═══ Source passage
Lines of cars backup into roads at many of the gas stations that still have fuel. Others sit empty, with bags over the pumps or signs saying they’ve run out of fuel. That’s the scene in most of North Carolina’s big cities, where fears of a gas shortage sent people out en masse to fill up their tanks.
There is a supply crunch for fuel in North Carolina and the rest of the East Coast after hackers attacked the Colonial Pipeline, which supplies 45% of fuel to the area. The company that runs the pipeline is working to get it back up and running, and the FBI is investigating the ransomware attack.
State and federal officials are using emergency powers to get fuel out to gas stations, but the panic buying in many cities may in fact be making the shortages worse.
“People tend to over buy on the rumor and oversell on the fact,” said Winston-Salem State University economics professor Zagros Madjd-Sadjadi, who used to be the chief economist for the city and county of San Francisco.
══════
═══ Supplied material
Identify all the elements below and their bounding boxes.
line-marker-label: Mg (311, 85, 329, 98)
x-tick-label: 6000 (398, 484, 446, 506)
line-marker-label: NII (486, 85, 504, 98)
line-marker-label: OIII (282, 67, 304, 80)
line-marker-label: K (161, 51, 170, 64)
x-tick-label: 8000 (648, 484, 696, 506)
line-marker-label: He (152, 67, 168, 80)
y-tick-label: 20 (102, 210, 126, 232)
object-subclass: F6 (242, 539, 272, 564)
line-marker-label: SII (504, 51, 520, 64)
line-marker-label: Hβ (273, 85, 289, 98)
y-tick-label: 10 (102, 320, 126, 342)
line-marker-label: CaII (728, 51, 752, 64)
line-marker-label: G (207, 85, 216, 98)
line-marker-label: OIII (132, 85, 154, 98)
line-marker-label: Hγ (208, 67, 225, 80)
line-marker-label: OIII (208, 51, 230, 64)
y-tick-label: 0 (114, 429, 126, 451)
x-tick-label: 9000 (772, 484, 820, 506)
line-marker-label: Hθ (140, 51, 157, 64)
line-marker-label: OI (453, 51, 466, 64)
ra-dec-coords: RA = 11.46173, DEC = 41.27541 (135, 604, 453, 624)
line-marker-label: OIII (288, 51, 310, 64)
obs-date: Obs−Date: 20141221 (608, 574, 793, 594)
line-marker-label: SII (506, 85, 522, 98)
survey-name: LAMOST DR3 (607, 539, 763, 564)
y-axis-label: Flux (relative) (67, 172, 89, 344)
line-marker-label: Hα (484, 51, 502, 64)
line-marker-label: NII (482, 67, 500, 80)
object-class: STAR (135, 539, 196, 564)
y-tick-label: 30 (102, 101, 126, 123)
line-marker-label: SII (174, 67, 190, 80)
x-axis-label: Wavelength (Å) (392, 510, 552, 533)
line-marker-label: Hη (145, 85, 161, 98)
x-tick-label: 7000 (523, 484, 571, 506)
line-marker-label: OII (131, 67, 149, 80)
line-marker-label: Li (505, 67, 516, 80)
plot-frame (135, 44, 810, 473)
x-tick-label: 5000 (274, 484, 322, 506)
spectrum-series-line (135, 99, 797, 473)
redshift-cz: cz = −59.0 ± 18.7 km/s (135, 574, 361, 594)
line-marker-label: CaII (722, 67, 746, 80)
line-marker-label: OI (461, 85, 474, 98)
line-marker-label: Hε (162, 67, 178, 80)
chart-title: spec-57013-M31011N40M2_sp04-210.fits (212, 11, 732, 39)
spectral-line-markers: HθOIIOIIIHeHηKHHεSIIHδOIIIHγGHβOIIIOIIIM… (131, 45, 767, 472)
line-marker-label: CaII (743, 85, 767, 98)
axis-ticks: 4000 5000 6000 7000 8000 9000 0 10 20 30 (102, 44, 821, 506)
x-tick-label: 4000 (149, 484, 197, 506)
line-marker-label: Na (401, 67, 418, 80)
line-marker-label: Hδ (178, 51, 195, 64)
══════
*Task details*.
Name every geographic place in the gas-shortage passage that appears on its own rather than inside an institution's name.

*Worked answer*.
North Carolina, the East Coast, San Francisco